TASK INSTRUCTIONS ->
Identify the lines that contain the word "target" and copy each one.

EXERCISE INPUT ->
--

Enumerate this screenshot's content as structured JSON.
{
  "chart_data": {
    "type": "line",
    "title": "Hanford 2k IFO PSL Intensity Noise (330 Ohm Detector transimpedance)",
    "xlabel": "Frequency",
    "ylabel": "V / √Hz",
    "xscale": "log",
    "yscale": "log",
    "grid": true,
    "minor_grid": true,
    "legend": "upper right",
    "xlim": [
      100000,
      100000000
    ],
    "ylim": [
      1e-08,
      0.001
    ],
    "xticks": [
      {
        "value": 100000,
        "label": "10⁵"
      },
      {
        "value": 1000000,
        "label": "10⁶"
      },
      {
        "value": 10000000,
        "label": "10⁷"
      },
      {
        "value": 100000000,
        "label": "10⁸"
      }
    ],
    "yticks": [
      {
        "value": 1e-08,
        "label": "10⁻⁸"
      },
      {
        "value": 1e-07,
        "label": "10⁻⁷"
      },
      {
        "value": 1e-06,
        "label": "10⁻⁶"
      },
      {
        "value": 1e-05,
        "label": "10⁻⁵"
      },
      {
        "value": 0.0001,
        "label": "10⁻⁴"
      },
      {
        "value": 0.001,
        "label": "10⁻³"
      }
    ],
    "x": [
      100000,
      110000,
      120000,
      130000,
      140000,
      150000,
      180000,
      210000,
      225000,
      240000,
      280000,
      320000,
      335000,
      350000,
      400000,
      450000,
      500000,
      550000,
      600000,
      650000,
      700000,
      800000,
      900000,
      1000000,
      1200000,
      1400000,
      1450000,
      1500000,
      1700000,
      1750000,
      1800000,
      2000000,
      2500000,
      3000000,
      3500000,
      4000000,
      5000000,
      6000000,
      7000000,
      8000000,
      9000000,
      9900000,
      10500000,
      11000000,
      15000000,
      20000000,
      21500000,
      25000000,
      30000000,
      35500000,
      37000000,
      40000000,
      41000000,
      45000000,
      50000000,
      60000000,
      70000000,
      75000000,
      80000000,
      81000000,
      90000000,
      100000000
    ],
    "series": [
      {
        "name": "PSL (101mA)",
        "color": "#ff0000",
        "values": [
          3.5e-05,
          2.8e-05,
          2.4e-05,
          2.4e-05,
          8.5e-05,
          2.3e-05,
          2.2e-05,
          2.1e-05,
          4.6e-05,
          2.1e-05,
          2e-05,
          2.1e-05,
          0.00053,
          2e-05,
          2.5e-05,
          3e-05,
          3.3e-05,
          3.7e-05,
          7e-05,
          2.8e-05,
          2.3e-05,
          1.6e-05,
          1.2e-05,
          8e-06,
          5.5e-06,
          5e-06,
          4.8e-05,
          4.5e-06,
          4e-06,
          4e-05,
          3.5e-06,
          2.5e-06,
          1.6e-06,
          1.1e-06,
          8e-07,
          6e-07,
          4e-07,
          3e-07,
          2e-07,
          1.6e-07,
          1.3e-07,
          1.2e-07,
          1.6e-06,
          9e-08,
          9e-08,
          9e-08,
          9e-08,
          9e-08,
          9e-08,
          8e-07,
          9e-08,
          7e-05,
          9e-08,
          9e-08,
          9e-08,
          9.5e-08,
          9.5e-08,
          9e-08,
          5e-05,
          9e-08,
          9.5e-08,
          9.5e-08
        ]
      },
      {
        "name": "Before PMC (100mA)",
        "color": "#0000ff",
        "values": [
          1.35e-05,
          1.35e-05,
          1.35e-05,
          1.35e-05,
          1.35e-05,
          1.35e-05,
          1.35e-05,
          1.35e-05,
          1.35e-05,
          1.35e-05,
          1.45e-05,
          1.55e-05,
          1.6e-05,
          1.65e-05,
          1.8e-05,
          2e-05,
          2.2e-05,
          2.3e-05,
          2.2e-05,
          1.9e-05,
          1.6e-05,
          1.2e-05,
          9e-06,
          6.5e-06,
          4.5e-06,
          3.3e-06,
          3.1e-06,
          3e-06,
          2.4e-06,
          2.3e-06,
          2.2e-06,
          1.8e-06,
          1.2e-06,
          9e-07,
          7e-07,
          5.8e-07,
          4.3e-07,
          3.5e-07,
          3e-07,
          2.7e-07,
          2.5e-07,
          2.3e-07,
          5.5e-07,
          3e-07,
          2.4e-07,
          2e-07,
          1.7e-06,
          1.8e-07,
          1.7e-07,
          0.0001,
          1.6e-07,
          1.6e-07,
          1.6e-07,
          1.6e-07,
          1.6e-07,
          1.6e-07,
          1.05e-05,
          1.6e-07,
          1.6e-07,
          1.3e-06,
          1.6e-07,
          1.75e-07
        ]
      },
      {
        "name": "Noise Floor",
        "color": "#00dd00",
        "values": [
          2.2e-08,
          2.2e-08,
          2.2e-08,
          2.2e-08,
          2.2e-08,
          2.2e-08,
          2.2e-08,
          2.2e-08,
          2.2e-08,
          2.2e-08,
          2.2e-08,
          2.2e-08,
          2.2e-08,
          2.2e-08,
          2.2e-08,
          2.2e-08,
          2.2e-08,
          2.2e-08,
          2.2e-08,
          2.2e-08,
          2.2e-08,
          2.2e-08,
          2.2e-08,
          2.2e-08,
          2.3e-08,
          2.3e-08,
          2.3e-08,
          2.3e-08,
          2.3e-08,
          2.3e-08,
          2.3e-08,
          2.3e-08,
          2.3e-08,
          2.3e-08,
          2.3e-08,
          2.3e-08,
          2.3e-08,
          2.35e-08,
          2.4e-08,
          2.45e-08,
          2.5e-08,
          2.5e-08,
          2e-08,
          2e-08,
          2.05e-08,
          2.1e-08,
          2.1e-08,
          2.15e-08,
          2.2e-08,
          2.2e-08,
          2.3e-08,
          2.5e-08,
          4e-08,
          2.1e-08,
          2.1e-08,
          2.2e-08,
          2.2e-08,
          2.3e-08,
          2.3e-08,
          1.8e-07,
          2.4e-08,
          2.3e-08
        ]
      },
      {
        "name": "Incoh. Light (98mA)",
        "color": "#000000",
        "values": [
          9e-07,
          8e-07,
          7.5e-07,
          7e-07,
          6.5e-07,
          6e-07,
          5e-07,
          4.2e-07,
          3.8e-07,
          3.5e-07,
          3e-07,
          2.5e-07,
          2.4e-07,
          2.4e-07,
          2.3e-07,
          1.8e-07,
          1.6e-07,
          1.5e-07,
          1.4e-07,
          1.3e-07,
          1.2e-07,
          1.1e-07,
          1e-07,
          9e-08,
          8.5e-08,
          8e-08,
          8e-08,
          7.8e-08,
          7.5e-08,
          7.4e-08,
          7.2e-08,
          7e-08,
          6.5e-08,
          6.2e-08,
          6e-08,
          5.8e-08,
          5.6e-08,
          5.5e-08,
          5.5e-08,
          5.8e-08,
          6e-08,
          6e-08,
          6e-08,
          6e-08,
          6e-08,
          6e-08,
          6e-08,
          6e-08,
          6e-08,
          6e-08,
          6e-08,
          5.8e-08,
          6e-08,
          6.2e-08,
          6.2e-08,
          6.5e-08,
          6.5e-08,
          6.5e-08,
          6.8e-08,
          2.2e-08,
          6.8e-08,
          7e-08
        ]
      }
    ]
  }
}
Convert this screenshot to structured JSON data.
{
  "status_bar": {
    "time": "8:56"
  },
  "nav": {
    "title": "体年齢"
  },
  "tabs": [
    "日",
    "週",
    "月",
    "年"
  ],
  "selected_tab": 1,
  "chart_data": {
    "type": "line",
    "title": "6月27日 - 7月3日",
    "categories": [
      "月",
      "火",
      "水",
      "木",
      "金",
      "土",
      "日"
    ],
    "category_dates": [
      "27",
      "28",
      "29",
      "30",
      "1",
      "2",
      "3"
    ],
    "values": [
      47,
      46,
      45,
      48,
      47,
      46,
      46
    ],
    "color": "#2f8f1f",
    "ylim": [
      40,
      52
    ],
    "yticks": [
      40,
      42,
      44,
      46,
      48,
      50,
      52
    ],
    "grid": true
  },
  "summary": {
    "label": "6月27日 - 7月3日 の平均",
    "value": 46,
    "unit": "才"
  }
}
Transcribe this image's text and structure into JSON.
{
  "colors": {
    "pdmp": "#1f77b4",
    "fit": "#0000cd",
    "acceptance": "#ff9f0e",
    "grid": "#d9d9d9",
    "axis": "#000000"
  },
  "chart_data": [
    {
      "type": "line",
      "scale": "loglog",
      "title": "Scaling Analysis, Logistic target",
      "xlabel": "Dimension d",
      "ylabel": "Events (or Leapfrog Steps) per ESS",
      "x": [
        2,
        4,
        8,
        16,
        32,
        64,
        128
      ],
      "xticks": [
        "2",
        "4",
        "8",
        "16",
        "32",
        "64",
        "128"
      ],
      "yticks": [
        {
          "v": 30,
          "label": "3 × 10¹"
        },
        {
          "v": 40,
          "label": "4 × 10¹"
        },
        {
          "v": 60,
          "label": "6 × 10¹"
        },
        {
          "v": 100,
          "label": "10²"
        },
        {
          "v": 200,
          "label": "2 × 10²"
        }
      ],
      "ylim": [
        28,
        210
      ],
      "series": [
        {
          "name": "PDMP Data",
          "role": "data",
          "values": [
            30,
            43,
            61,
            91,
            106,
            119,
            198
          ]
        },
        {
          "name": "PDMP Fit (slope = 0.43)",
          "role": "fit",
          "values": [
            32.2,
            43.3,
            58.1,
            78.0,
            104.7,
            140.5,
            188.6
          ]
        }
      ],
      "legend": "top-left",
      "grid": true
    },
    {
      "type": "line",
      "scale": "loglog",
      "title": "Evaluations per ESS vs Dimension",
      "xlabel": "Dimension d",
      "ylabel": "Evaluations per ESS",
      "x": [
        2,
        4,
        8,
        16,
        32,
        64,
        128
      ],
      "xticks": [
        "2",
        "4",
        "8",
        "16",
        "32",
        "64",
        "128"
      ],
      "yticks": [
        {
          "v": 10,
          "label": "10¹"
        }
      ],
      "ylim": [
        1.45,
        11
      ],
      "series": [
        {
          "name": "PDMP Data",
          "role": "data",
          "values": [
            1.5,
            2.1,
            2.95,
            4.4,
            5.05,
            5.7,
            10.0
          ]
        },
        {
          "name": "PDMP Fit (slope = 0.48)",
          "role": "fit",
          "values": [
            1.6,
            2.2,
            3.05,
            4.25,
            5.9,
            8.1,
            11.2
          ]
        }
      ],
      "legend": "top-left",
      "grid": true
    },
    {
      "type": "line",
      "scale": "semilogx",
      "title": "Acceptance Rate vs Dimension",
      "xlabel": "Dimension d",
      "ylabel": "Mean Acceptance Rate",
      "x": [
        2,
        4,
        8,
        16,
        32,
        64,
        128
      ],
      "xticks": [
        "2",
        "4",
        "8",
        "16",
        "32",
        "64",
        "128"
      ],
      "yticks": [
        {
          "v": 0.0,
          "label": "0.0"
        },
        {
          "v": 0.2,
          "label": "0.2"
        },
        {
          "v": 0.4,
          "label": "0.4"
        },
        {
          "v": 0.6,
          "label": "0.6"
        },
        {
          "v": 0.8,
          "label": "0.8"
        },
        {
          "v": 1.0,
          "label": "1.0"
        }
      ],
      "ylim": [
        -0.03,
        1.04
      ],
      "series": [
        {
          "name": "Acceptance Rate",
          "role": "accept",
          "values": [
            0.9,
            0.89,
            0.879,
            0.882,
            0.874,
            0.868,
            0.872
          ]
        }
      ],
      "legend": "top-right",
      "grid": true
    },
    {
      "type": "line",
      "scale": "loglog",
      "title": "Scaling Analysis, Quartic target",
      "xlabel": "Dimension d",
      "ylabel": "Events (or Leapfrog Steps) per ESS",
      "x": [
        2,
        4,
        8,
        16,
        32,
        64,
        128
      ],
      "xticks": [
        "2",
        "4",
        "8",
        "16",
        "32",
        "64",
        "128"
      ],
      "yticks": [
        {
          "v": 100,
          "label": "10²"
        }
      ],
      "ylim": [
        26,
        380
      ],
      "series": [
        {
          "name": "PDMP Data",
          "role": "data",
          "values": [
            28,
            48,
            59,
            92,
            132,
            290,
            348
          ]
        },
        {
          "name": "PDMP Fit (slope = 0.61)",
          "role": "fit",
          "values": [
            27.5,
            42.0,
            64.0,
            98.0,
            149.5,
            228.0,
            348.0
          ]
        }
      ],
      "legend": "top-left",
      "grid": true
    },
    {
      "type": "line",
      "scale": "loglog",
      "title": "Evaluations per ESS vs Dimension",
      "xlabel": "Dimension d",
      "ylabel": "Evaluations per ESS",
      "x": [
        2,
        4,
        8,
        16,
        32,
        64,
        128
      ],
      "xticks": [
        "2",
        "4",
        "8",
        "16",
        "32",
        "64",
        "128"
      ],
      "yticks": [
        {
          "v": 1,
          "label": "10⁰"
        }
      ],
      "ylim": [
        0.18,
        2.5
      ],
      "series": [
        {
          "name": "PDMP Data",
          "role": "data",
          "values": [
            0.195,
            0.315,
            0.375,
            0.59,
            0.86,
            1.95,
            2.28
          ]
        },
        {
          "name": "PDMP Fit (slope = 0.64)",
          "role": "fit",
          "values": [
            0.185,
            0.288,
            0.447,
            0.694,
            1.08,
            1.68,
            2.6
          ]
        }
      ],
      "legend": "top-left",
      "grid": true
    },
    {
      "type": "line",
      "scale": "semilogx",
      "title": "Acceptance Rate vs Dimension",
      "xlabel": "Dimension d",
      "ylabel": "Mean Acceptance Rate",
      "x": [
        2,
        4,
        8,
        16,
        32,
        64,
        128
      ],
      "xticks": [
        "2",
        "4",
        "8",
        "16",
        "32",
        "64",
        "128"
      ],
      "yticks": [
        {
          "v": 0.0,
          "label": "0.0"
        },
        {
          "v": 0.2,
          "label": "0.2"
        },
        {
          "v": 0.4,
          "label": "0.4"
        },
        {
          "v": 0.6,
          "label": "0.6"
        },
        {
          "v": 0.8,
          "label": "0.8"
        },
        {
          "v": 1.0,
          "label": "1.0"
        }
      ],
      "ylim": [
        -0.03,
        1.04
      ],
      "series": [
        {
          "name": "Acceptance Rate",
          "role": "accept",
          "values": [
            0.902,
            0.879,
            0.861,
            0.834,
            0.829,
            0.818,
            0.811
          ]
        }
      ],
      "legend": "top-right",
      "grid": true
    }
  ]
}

--

RESULT FOR THIS TASK ->
      "title": "Scaling Analysis, Logistic target",
      "title": "Scaling Analysis, Quartic target",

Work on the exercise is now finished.